= OPDRACHT 1 =
Geef voor elke bewering hieronder aan of die klopt met het document over de weigering van ziekengeld. Antwoord telkens met ja of nee en citeer letterlijk de woorden uit het document die de doorslag geven.
(a) Appellant meldde zich ziek op 1 oktober 2002.
(b) Het hoger beroep was gericht tegen een uitspraak van de rechtbank Utrecht.
(c) De Centrale Raad van Beroep vernietigde de uitspraak van de rechtbank.
= OPDRACHT 2 =
Neem uit de vermeldingen letterlijk de regels over, te beginnen bij de regel met "legend-label: 短期借款 — [190, 475, 238, 489]" en eindigend bij de regel met "legend-label: 应付账款 — [376, 475, 424, 489]", beide inbegrepen.

= DOCUMENT =
□ □ □ □
ECLI:NL:CRVB:2009:BH6103

Centrale Raad van Beroep

Datum uitspraak
11 maart 2009
Publicatiedatum
5 april 2013
Zaaknummer
07-3529 ZW
Instantie
Centrale Raad van Beroep
Type
Uitspraak
Rechtsgebied
Bestuursrecht; Socialezekerheidsrecht
Procedures
  • Hoger beroep
Rechters
Vindplaatsen
  • Rechtspraak.nl
AI samenvatting door LexboostAutomatisch gegenereerd

Weigering van ziekengeld en de beoordeling van ingediende stukken in het bestuursrecht

In deze zaak gaat het om de weigering van ziekengeld aan appellant door het Uitvoeringsinstituut werknemersverzekeringen (Uwv). Appellant, die als productiemedewerker werkzaam was, meldde zich ziek op 1 oktober 2002 en ontving later een uitkering op grond van de Werkloosheidswet. Het Uwv weigerde echter een uitkering op basis van de Ziektewet (ZW) met ingang van 9 mei 2006, omdat appellant geschikt werd geacht voor zijn arbeid. Appellant ging in hoger beroep tegen deze beslissing, waarbij hij aanvoerde dat de rechtbank ten onrechte medische stukken buiten beschouwing had gelaten die hij te laat had ingediend. De Centrale Raad van Beroep oordeelde dat de rechtbank terecht had besloten deze stukken niet mee te nemen in de beoordeling, omdat ze niet tijdig waren ingediend volgens de regels van de Algemene wet bestuursrecht (Awb). De Raad benadrukte dat de rechter enige vrijheid heeft in de beoordeling van ingediende stukken, maar dat in dit geval de omstandigheden niet rechtvaardigden dat de stukken alsnog werden betrokken. De Raad bevestigde dat de rechtbank de juiste maatstaf had gehanteerd bij de beoordeling van de geschiktheid van appellant voor zijn arbeid en dat het Uwv voldoende onderbouwing had gegeven voor zijn besluit. De uitspraak van de rechtbank werd dan ook bevestigd.

Uitspraak

07/3529 ZW
Centrale Raad van Beroep
Meervoudige kamer
U I T S P R A A K
op het hoger beroep van:
[Appellant], wonende te [woonplaats] (hierna: appellant),
tegen de uitspraak van de rechtbank Arnhem van 9 mei 2007, 06/4716
(hierna: aangevallen uitspraak),
in het geding tussen:
appellant
en
de Raad van bestuur van het Uitvoeringsinstituut werknemersverzekeringen
(hierna: Uwv).
□ □ □ □
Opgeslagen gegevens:
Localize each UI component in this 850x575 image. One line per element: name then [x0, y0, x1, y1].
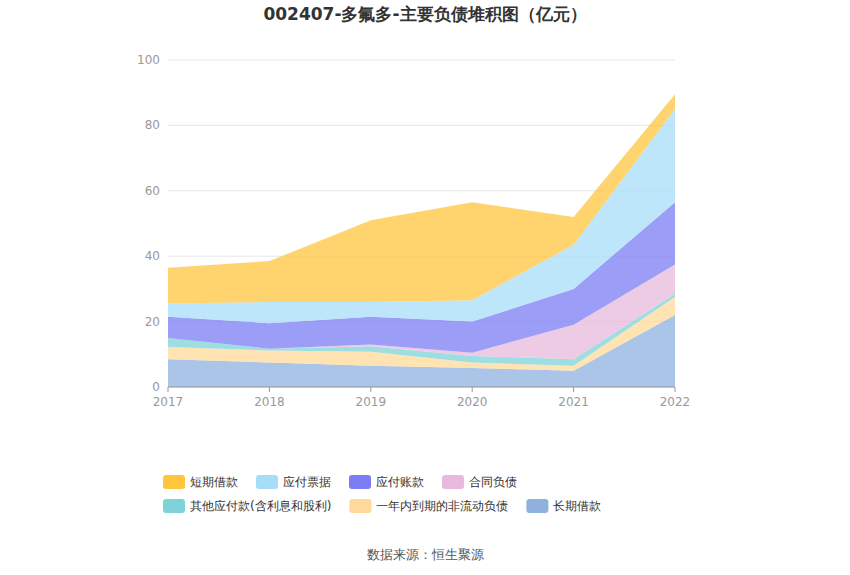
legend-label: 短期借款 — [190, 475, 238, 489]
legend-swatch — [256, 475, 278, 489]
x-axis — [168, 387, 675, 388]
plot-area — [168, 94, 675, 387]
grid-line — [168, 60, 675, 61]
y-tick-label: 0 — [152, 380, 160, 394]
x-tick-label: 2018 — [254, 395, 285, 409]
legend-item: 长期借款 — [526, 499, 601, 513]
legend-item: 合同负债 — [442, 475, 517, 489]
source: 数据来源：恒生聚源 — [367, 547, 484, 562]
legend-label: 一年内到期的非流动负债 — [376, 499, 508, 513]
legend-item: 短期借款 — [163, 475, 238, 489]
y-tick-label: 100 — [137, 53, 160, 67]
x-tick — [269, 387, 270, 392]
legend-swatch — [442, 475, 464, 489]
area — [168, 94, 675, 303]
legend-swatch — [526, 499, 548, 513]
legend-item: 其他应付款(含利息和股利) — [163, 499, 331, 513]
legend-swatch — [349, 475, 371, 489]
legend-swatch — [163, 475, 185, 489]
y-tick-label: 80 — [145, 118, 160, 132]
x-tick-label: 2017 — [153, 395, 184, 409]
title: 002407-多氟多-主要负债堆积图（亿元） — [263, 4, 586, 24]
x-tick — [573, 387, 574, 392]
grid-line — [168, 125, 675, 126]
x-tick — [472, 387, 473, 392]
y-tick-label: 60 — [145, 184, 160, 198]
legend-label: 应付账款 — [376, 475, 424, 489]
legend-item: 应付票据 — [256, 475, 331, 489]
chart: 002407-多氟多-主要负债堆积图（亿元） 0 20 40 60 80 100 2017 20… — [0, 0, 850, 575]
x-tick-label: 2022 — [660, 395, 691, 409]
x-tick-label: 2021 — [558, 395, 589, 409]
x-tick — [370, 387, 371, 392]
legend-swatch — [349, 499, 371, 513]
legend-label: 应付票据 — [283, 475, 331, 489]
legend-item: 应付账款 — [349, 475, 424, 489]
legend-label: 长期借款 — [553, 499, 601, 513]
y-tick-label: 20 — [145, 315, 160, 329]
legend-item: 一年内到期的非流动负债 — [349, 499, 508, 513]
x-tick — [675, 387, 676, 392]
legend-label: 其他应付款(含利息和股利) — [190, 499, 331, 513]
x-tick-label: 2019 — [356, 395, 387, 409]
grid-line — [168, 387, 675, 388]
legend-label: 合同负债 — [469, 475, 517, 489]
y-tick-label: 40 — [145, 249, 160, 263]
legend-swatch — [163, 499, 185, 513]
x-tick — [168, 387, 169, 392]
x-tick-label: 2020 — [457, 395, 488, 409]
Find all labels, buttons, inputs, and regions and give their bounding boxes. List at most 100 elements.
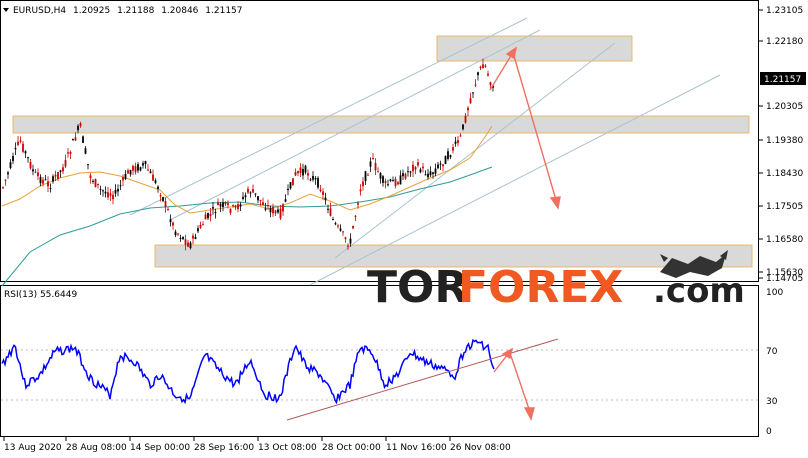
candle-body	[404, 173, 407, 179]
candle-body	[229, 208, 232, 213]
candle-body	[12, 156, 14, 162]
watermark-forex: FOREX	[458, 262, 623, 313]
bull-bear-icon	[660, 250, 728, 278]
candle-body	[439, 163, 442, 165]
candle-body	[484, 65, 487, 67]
□ □ □ □
= SCHRIFTELIJK ANTWOORD 1 =
(a) Ja: "meldde zich ziek op 1 oktober 2002".
(b) Nee: "tegen de uitspraak van de rechtbank Arnhem van 9 mei 2007".
(c) Nee: "De uitspraak van de rechtbank werd dan ook bevestigd."

= SCHRIFTELIJK ANTWOORD 2 =
legend-label: 短期借款 — [190, 475, 238, 489]
legend-swatch — [256, 475, 278, 489]
x-axis — [168, 387, 675, 388]
plot-area — [168, 94, 675, 387]
grid-line — [168, 60, 675, 61]
y-tick-label: 0 — [152, 380, 160, 394]
x-tick-label: 2018 — [254, 395, 285, 409]
legend-item: 长期借款 — [526, 499, 601, 513]
legend-item: 合同负债 — [442, 475, 517, 489]
source: 数据来源：恒生聚源 — [367, 547, 484, 562]
legend-label: 一年内到期的非流动负债 — [376, 499, 508, 513]
legend-item: 短期借款 — [163, 475, 238, 489]
y-tick-label: 100 — [137, 53, 160, 67]
x-tick — [269, 387, 270, 392]
legend-swatch — [442, 475, 464, 489]
area — [168, 94, 675, 303]
legend-swatch — [526, 499, 548, 513]
legend-item: 其他应付款(含利息和股利) — [163, 499, 331, 513]
legend-swatch — [349, 475, 371, 489]
legend-swatch — [163, 475, 185, 489]
y-tick-label: 80 — [145, 118, 160, 132]
x-tick-label: 2017 — [153, 395, 184, 409]
title: 002407-多氟多-主要负债堆积图（亿元） — [263, 4, 586, 24]
x-tick — [573, 387, 574, 392]
grid-line — [168, 125, 675, 126]
x-tick — [472, 387, 473, 392]
y-tick-label: 60 — [145, 184, 160, 198]
legend-label: 应付账款 — [376, 475, 424, 489]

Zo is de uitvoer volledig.